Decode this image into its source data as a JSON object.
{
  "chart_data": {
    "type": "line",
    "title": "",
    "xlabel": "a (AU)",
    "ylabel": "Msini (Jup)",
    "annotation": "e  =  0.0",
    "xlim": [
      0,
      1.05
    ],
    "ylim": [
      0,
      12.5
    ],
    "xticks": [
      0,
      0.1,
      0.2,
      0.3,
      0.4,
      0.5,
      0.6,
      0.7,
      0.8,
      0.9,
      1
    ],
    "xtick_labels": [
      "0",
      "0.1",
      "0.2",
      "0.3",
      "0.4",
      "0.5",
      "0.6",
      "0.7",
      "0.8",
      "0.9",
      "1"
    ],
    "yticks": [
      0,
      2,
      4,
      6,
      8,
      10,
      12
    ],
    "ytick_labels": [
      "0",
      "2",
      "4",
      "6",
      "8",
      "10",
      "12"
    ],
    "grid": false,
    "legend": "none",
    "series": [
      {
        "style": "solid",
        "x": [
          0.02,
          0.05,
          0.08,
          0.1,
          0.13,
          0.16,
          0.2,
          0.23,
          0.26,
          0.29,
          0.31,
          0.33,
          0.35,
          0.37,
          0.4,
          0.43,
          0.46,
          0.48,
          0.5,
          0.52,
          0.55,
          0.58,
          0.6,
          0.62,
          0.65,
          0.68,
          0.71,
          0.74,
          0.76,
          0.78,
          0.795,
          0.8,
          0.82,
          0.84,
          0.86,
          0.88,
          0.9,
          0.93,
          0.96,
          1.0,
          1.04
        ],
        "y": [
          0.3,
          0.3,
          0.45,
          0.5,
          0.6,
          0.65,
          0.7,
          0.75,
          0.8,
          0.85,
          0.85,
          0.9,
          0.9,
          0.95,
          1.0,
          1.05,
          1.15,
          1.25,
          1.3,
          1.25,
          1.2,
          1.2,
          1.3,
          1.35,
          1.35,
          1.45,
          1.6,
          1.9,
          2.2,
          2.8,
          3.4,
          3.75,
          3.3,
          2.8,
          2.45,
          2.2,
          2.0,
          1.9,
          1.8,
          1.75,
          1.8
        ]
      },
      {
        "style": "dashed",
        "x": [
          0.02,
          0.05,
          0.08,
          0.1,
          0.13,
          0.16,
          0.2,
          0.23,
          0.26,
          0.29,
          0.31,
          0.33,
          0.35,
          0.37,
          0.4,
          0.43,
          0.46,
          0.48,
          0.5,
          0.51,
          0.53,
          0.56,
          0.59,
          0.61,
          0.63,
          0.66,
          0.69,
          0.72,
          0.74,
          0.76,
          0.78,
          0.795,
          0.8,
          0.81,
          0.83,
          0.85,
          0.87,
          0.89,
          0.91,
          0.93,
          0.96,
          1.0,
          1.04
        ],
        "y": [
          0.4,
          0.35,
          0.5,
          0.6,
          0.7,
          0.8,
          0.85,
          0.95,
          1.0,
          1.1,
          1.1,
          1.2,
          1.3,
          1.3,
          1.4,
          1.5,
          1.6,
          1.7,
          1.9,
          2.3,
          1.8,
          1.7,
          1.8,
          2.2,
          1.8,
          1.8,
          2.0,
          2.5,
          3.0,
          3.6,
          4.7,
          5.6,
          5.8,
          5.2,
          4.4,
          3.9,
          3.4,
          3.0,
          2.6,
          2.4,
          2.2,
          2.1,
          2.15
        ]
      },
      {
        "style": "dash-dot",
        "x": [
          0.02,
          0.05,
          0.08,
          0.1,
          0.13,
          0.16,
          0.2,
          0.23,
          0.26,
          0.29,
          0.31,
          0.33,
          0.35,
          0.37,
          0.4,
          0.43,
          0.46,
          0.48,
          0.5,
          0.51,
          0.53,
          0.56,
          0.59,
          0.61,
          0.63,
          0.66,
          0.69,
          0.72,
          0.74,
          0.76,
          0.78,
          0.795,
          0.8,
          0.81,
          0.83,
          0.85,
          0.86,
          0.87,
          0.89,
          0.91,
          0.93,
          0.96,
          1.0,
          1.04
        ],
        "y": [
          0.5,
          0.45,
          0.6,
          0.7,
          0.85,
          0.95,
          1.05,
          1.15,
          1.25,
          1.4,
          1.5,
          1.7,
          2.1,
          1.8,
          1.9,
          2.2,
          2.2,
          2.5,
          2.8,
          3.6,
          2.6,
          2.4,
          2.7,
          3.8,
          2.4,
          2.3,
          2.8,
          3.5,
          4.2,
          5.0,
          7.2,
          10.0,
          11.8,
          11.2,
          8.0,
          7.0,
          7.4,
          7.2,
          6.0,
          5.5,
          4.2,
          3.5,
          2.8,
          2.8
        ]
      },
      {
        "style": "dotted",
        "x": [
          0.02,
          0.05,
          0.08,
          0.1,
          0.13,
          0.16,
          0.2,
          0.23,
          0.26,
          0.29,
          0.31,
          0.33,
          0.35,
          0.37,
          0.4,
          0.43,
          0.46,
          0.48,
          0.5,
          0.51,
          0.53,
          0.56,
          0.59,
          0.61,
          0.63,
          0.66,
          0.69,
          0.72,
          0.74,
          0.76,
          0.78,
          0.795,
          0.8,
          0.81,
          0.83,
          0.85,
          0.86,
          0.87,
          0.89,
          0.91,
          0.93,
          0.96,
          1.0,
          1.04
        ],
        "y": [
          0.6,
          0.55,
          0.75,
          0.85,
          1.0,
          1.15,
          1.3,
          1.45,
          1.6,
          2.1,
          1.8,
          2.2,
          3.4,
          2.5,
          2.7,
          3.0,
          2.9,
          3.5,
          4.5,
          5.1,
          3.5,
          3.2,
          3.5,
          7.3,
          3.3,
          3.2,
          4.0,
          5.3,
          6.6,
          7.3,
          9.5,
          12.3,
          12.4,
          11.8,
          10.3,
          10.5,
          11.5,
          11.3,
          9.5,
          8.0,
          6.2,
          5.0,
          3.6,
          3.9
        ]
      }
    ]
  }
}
☆ ☆ ☆ ☆ ☆ ☆ ☆
▸ The exercise: Count each line of the entries that holds the word "style", then state the total and nothing more.

▸ Solution: 4